THE PROBLEM>
Your task is to give the number of lines in the listing that include "time", and nothing else.
■ ■ ■ ■
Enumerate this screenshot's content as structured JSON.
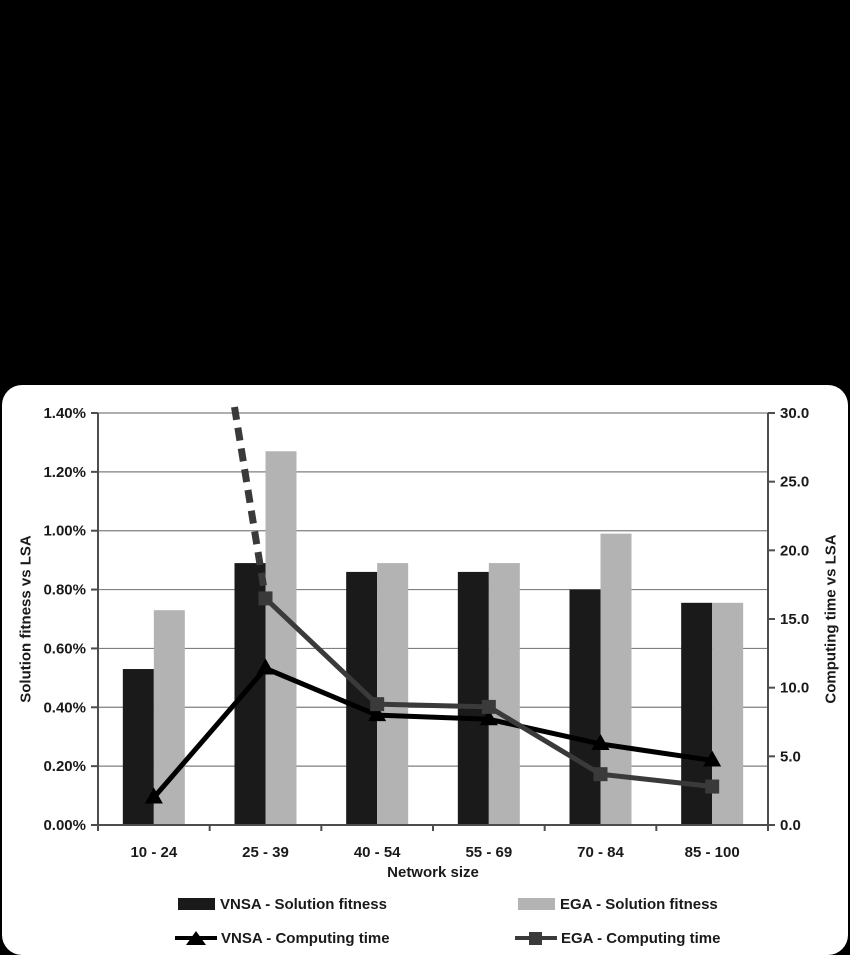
{
  "background": {
    "canvas_color": "#000000",
    "card_color": "#ffffff"
  },
  "chart_data": {
    "type": "combo-bar-line",
    "title": "",
    "categories": [
      "10 - 24",
      "25 - 39",
      "40 - 54",
      "55 - 69",
      "70 - 84",
      "85 - 100"
    ],
    "xlabel": "Network size",
    "grid": true,
    "legend_position": "bottom",
    "left_axis": {
      "label": "Solution fitness vs LSA",
      "min": 0,
      "max": 1.4,
      "unit": "%",
      "tick_labels": [
        "0.00%",
        "0.20%",
        "0.40%",
        "0.60%",
        "0.80%",
        "1.00%",
        "1.20%",
        "1.40%"
      ]
    },
    "right_axis": {
      "label": "Computing time vs LSA",
      "min": 0,
      "max": 30,
      "tick_labels": [
        "0.0",
        "5.0",
        "10.0",
        "15.0",
        "20.0",
        "25.0",
        "30.0"
      ]
    },
    "series": [
      {
        "name": "VNSA - Solution fitness",
        "type": "bar",
        "axis": "left",
        "color": "#1a1a1a",
        "values_percent": [
          0.53,
          0.89,
          0.86,
          0.86,
          0.8,
          0.755
        ]
      },
      {
        "name": "EGA - Solution fitness",
        "type": "bar",
        "axis": "left",
        "color": "#b3b3b3",
        "values_percent": [
          0.73,
          1.27,
          0.89,
          0.89,
          0.99,
          0.755
        ]
      },
      {
        "name": "VNSA - Computing time",
        "type": "line",
        "axis": "right",
        "color": "#000000",
        "marker": "triangle",
        "values": [
          2.0,
          11.4,
          8.0,
          7.7,
          5.9,
          4.7
        ]
      },
      {
        "name": "EGA - Computing time",
        "type": "line",
        "axis": "right",
        "color": "#3a3a3a",
        "marker": "square",
        "values": [
          null,
          16.5,
          8.8,
          8.6,
          3.7,
          2.8
        ],
        "first_point_offscale_dashed": true
      }
    ]
  }
}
■ ■ ■ ■
RIGHT ANSWER>
3